Report how many lines contain "Felder". Give the number and nothing else.

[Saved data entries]
▬▬▬▬▬▬▬▬▬▬

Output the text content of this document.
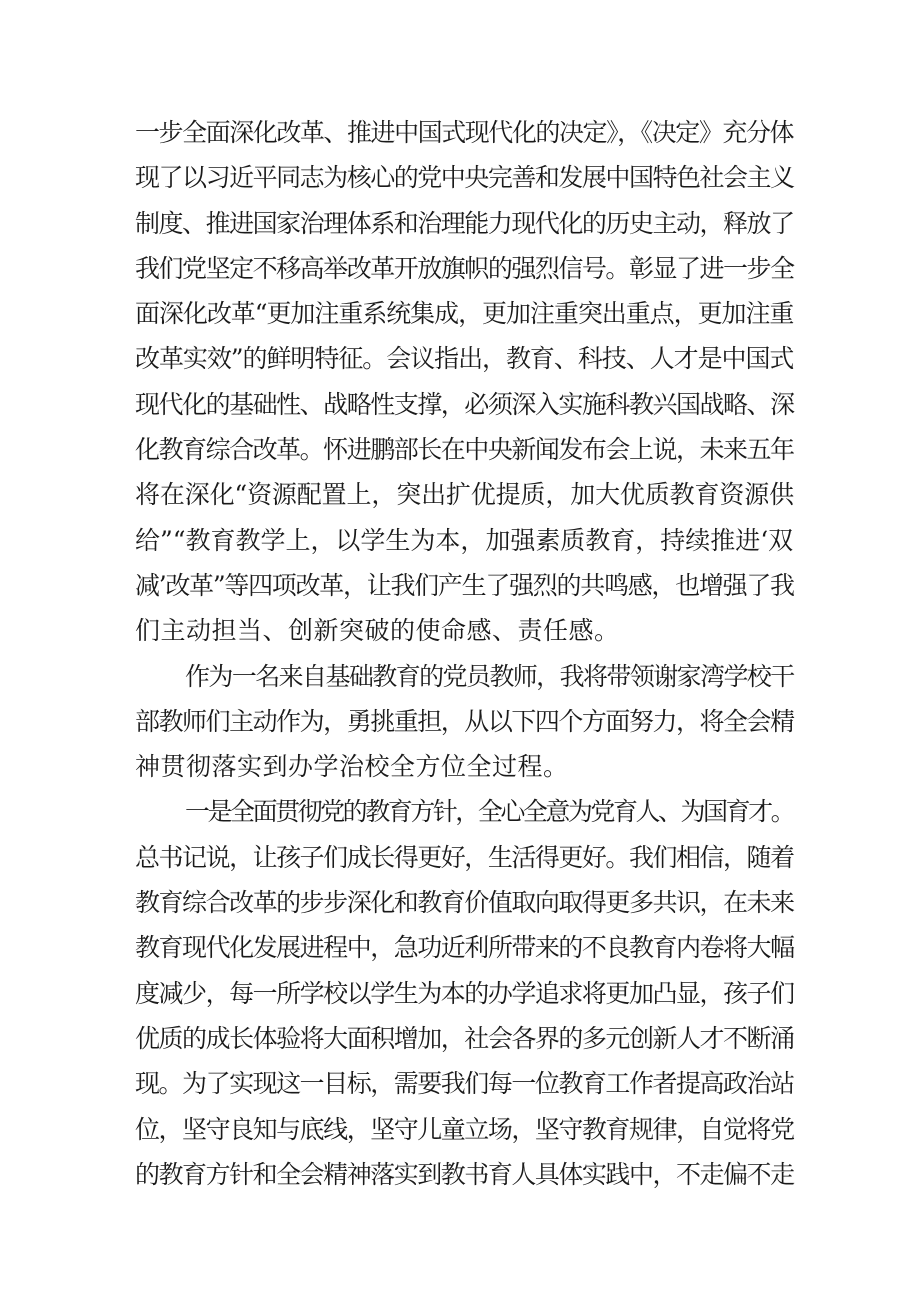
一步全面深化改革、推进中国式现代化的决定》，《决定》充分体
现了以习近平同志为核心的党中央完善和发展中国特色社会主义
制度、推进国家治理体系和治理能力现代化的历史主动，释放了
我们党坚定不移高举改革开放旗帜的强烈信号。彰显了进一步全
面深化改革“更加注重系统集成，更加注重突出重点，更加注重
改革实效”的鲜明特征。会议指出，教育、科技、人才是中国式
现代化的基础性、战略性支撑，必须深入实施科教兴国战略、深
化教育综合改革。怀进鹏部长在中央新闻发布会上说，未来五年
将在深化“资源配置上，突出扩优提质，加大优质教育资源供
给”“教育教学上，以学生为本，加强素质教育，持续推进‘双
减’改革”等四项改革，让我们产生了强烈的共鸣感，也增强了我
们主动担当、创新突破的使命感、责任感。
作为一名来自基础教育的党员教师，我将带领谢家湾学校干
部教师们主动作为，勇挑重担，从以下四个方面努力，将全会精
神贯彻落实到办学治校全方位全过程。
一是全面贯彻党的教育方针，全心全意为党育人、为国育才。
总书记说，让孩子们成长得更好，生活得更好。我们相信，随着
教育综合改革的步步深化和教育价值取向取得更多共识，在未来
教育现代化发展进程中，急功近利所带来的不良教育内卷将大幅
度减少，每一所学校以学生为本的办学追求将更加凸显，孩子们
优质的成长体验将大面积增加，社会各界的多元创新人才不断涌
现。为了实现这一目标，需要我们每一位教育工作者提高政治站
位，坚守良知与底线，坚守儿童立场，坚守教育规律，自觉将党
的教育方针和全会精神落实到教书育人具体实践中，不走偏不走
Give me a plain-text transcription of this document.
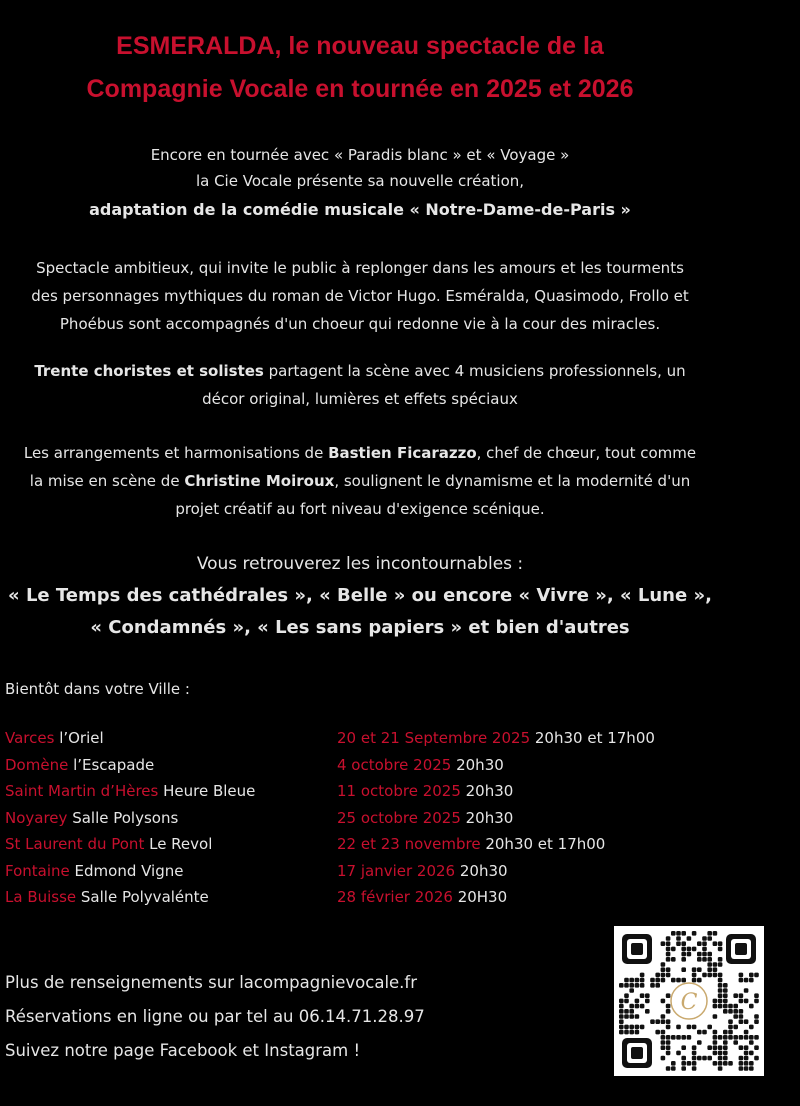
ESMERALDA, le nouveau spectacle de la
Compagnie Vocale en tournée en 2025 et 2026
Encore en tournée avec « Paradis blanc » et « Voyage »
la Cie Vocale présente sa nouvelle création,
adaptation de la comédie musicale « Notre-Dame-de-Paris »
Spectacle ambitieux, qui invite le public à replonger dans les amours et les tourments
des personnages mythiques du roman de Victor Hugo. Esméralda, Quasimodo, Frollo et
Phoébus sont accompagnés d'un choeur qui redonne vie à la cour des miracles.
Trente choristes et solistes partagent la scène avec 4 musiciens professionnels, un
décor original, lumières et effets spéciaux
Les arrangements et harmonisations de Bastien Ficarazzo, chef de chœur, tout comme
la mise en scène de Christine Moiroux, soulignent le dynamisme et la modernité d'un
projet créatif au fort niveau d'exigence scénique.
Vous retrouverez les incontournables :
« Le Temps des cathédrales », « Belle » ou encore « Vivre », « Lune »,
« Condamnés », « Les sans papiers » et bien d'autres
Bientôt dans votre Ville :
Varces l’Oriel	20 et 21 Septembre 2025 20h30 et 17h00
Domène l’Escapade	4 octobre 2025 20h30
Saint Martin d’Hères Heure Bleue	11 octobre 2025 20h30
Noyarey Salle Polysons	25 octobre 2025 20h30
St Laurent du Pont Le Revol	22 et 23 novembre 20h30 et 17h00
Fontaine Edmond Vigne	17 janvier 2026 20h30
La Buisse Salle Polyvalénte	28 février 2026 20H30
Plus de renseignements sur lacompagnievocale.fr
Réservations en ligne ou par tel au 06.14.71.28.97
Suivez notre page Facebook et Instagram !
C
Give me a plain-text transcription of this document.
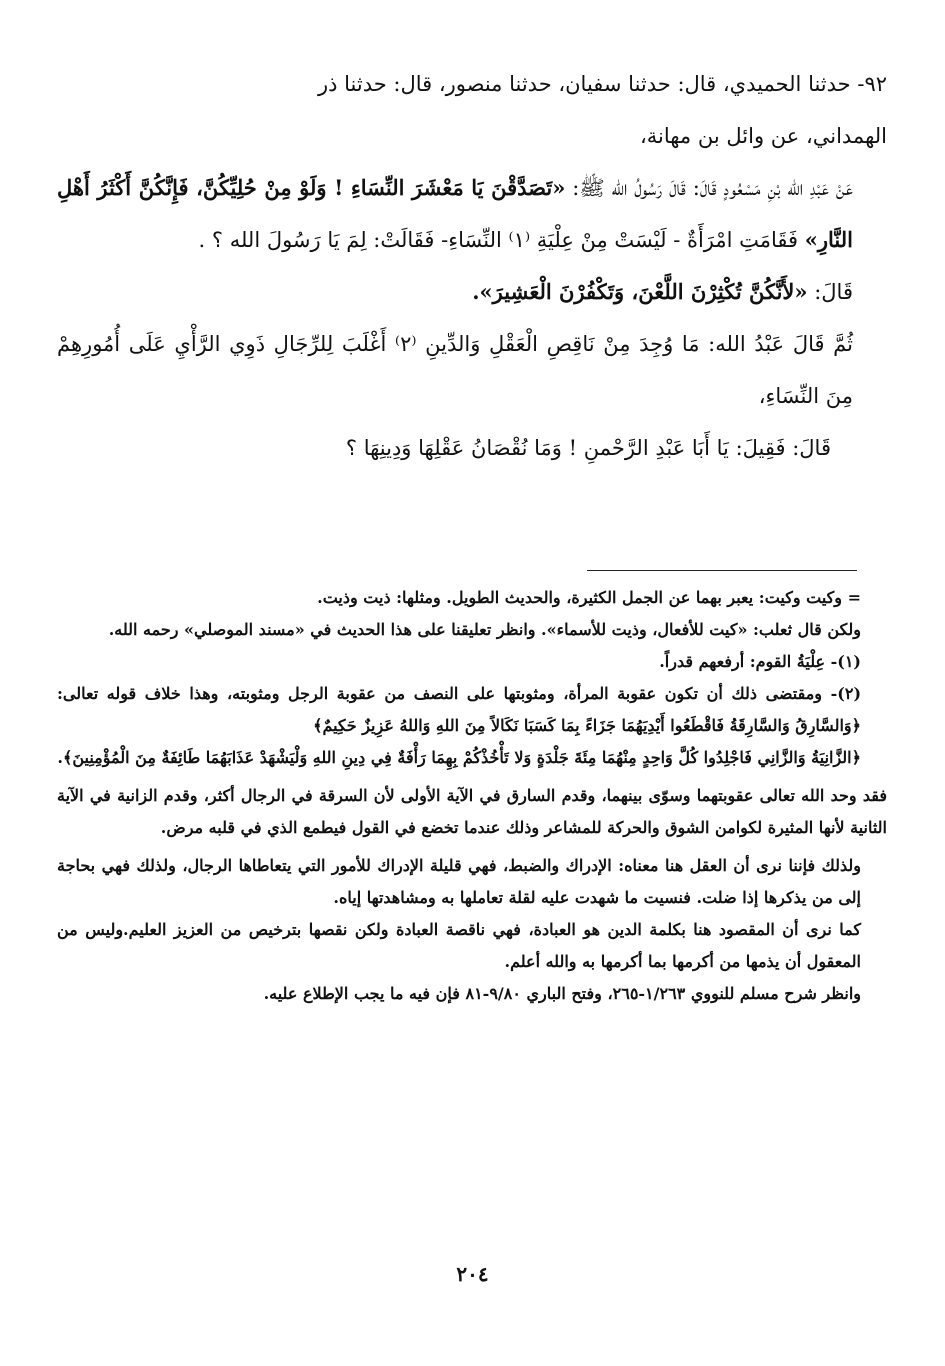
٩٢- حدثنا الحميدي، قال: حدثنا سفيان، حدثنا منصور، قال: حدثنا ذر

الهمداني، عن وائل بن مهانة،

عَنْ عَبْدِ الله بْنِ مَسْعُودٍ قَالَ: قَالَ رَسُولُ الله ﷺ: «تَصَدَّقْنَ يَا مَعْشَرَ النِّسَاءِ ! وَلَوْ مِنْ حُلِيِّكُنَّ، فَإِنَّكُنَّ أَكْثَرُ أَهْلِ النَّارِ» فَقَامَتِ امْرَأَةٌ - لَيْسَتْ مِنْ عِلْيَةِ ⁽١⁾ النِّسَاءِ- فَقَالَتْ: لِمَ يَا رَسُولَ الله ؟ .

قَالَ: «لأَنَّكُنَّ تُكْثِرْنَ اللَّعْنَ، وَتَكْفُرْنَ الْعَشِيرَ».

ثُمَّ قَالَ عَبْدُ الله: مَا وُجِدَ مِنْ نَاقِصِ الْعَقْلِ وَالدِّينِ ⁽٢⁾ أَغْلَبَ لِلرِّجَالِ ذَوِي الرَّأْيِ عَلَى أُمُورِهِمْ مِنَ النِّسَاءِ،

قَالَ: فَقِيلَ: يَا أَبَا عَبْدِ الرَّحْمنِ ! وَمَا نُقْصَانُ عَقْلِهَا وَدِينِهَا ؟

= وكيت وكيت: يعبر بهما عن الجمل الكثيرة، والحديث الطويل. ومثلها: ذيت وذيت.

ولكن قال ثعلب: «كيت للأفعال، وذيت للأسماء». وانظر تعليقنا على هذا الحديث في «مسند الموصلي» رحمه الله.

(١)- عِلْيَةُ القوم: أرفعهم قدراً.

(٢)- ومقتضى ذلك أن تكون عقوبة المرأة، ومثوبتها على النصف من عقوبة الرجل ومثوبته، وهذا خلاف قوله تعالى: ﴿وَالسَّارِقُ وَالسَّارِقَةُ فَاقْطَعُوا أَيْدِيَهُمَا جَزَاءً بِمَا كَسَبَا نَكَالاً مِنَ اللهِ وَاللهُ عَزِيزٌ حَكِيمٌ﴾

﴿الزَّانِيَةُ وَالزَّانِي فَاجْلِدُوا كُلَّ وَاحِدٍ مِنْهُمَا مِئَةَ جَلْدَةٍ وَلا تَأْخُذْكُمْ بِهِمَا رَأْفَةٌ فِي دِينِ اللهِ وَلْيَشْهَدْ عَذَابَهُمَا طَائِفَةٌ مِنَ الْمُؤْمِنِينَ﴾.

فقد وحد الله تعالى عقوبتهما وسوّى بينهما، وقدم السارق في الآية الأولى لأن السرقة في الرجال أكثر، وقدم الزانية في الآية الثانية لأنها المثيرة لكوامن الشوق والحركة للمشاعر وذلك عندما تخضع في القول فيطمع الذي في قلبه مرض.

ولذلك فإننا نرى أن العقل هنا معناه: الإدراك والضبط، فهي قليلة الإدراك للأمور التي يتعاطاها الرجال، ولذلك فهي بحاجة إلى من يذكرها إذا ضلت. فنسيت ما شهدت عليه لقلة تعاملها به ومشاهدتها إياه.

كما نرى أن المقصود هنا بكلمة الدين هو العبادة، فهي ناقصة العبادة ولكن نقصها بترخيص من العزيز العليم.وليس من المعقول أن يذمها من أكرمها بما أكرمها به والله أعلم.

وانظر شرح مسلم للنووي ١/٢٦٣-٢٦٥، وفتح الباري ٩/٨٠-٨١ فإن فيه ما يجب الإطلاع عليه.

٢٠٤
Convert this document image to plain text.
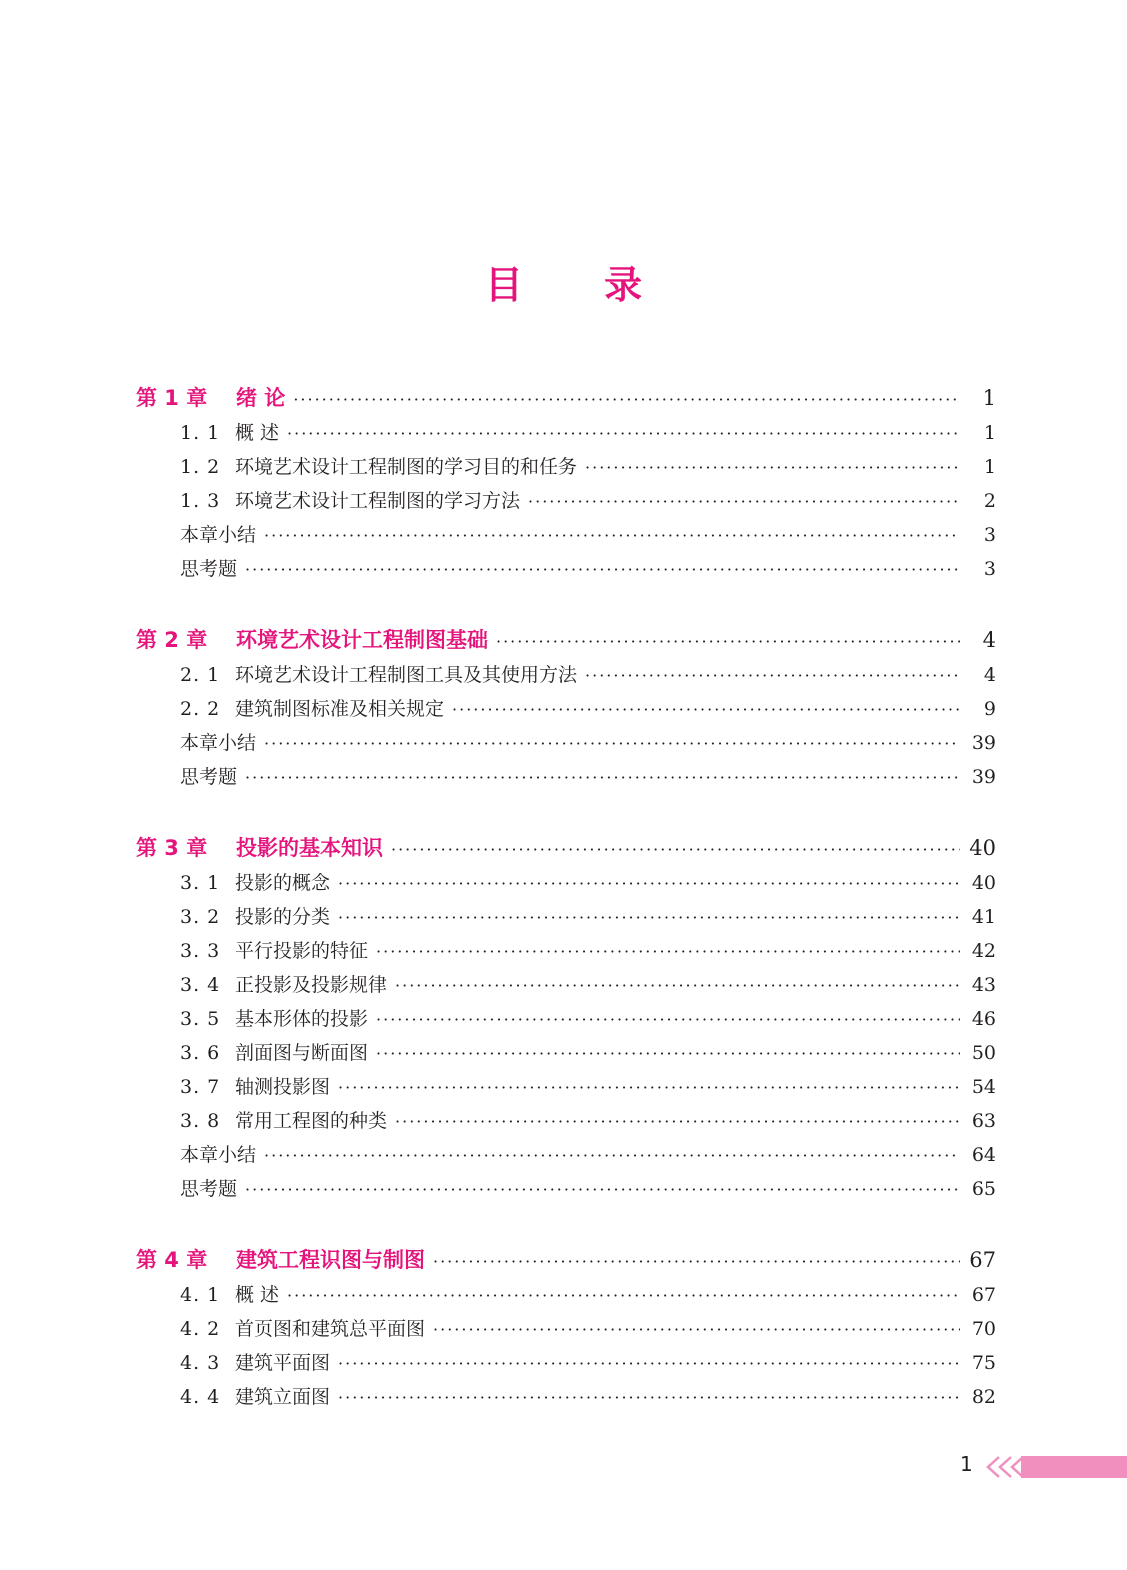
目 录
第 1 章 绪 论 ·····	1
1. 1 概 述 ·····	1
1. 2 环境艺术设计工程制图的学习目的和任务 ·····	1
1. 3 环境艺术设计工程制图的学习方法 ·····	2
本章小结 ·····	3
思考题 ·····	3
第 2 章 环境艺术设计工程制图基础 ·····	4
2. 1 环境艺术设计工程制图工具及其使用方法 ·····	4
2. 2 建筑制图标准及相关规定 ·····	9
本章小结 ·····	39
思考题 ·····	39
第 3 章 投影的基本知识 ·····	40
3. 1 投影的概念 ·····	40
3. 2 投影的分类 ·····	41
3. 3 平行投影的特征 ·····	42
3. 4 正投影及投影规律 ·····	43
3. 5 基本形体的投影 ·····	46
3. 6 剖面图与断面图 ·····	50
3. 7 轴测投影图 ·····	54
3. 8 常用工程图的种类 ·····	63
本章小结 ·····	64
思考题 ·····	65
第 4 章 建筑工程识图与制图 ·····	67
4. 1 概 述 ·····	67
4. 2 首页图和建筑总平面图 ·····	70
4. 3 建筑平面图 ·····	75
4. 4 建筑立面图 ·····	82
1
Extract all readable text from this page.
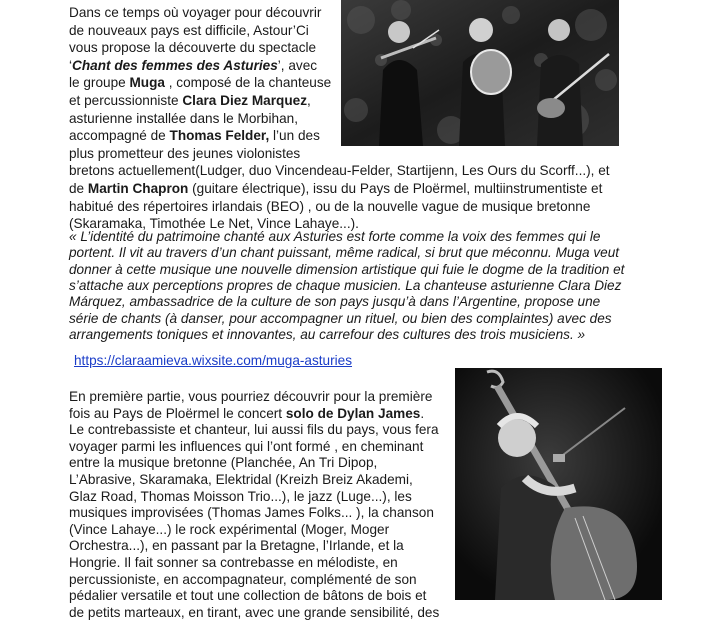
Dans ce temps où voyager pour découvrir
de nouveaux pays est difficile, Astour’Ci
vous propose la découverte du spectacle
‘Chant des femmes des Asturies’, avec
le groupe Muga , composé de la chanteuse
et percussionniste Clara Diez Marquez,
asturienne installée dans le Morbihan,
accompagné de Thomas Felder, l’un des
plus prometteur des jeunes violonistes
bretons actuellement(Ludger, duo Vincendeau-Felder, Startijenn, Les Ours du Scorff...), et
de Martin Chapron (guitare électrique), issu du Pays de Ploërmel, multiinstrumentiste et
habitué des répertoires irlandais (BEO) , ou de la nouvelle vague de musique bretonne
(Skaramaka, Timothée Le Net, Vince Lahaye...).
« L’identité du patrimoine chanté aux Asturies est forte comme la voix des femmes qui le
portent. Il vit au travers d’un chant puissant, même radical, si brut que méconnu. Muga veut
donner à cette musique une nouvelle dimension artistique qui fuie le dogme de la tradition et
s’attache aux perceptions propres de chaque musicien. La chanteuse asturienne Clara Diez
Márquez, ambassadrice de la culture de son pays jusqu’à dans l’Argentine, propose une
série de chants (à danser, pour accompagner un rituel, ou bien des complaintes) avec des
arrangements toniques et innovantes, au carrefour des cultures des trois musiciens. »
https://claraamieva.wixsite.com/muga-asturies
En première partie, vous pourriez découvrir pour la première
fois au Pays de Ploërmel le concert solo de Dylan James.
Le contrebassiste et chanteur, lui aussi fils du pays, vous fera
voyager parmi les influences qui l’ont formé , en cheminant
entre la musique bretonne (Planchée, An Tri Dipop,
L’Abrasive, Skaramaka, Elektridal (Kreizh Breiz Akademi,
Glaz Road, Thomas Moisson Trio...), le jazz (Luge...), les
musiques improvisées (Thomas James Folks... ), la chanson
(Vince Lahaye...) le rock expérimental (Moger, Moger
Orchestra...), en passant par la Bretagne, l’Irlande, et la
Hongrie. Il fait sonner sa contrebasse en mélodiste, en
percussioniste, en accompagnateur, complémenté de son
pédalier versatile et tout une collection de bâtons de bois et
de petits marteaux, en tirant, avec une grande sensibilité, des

▬▬▬▬▬▬▬▬▬▬

The response — 2